### BRANO
▬▬▬▬▬▬▬▬▬▬

Se finora un simile atteggiamento non ha pagato, non vuol dire che prima o poi non paghi: si tratta di vedere il prezzo, e se le attuali condizioni sul campo non inducano anche Putin a più miti consigli. Ma una cosa è chiara: Trump se lo può permettere, perché non porta il peso delle preoccupazioni politiche e militari che assillano invece le capitali europee. Di più: perché non ha una sola ragione per augurarsi che l’Europa proceda sulla strada dell’integrazione. Se così non fosse, non andrebbe in pompa magna da quell’Orbán che è la bestia nera di Bruxelles, primo e principale fattore di disunione che ci sia sul continente.

Non è solo una questione di affinità ideologica fra il mondo MAGA e il premier ungherese. È che l’America di Trump non ha nulla da guadagnare da un’Europa forte, e tutto invece da un’Europa divisa, subalterna a Washington sul piano politico e dipendente su fronti strategici, come le materie prime o la tecnologia. Per cui va benissimo essere alleati, e va ancora meglio se passa – com’è passato – un sostanzioso riequilibrio nel sostenere i costi dell’alleanza atlantica. Ma la dottrina trumpiana della sicurezza finisce qui, e per il resto non prevede spirito di collaborazione e particolari felicitazioni per la politica commerciale di Bruxelles, o per l’approvazione dell’IA act, la legge europea sull’intelligenza artificiale che rompe le scatole ai colossi statunitensi.

▬▬▬▬▬▬▬▬▬▬

### QUESITI PROPOSTI
1: Nel brano su Trump e l'Europa, da quale leader va in pompa magna Trump?
2: Riproduci dal brano su Trump e l'Europa tutto ciò che va da "Non è solo una" giù fino a "ai colossi statunitensi.".
3: Porta avanti il brano su Trump e l'Europa, riprendendo subito dopo la sua ultima frase.

▬▬▬▬▬▬▬▬▬▬

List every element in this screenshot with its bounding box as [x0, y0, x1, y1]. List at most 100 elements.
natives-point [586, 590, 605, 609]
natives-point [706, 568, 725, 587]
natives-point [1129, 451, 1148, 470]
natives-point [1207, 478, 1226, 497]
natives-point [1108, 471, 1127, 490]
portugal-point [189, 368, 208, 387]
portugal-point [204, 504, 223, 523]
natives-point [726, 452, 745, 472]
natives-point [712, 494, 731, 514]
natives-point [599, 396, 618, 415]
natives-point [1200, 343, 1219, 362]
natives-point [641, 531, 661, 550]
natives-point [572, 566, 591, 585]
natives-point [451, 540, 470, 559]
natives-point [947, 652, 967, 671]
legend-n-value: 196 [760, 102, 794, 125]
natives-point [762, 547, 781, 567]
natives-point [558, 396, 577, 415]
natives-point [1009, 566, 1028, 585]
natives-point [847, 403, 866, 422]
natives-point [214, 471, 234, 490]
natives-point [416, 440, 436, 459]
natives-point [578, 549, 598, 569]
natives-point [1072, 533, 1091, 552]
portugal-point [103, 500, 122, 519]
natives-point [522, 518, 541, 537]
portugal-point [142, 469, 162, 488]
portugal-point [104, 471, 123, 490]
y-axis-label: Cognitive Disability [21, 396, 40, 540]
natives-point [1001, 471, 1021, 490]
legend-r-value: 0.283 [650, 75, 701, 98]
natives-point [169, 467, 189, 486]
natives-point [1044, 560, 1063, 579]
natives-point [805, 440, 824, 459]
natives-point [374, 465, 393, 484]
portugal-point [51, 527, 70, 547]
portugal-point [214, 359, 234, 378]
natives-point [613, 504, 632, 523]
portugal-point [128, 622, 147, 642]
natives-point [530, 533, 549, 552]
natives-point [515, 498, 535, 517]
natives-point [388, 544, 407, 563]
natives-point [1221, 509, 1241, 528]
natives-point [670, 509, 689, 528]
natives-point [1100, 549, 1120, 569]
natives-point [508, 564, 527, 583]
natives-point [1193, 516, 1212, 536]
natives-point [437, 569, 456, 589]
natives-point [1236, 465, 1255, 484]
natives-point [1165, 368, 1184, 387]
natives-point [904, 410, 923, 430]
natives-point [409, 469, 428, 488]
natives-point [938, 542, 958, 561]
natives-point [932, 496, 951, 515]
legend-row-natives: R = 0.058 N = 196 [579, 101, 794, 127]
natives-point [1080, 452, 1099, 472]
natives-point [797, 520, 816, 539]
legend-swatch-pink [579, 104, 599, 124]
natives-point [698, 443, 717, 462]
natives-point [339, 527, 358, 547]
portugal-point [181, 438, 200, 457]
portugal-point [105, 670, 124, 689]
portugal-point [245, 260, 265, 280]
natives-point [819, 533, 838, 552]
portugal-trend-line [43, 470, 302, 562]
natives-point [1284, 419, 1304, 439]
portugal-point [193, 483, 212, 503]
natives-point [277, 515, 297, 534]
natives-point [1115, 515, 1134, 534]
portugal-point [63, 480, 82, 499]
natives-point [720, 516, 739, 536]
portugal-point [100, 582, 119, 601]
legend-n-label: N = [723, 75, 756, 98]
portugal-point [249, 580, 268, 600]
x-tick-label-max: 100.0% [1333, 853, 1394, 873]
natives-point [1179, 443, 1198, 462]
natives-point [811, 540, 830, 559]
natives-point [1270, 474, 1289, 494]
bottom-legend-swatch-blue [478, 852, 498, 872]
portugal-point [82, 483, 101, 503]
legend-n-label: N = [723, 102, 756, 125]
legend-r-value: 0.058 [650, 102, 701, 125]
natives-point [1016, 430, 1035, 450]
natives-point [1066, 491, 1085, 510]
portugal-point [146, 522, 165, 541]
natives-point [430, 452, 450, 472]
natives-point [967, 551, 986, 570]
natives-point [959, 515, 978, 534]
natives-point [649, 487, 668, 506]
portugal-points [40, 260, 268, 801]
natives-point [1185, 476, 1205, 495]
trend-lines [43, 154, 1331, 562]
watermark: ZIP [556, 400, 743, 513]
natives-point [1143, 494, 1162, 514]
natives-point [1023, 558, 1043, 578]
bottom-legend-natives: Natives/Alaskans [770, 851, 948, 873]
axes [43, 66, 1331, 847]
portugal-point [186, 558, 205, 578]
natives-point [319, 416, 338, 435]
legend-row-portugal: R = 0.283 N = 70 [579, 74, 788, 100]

▬▬▬▬▬▬▬▬▬▬

### SOLUZIONI DELL'ESERCIZIO
1: Da Orbán, il premier ungherese.

2:
Non è solo una questione di affinità ideologica fra il mondo MAGA e il premier ungherese. È che l’America di Trump non ha nulla da guadagnare da un’Europa forte, e tutto invece da un’Europa divisa, subalterna a Washington sul piano politico e dipendente su fronti strategici, come le materie prime o la tecnologia. Per cui va benissimo essere alleati, e va ancora meglio se passa – com’è passato – un sostanzioso riequilibrio nel sostenere i costi dell’alleanza atlantica. Ma la dottrina trumpiana della sicurezza finisce qui, e per il resto non prevede spirito di collaborazione e particolari felicitazioni per la politica commerciale di Bruxelles, o per l’approvazione dell’IA act, la legge europea sull’intelligenza artificiale che rompe le scatole ai colossi statunitensi.

3:
Come Kissinger: Trump semplicemente non «vede» Bruxelles, e conduce una politica «iuxta propria principia» che si fa molta fatica a inscrivere nell’orizzonte del multilateralismo. Il che mette l’Europa di fronte a un rischio non piccolo, di trovarsi, il giorno dopo il vertice di Budapest, di fronte a fatti compiuti, con scarsissimo margine per far valere i propri interessi e il proprio ruolo. Nella lettera d’invito del presidente Costa, in vista del prossimo Consiglio europeo del 23 ottobre, ricorre insistente la parola rafforzamento: rafforzamento dell’Agenzia europea della difesa, rafforzamento del ruolo internazionale dell’euro, rafforzamento della competitività. Anche in questo caso, è difficile scommettere sui passi che al summit saranno concretamente compiuti, ma intanto, se queste settimane preludono davvero a una pace anche sul fronte ucraino, come ci si arrivi e chi ne sia protagonista è questione niente affatto secondaria, e tocca, o toccherebbe, farsi trovare preparati.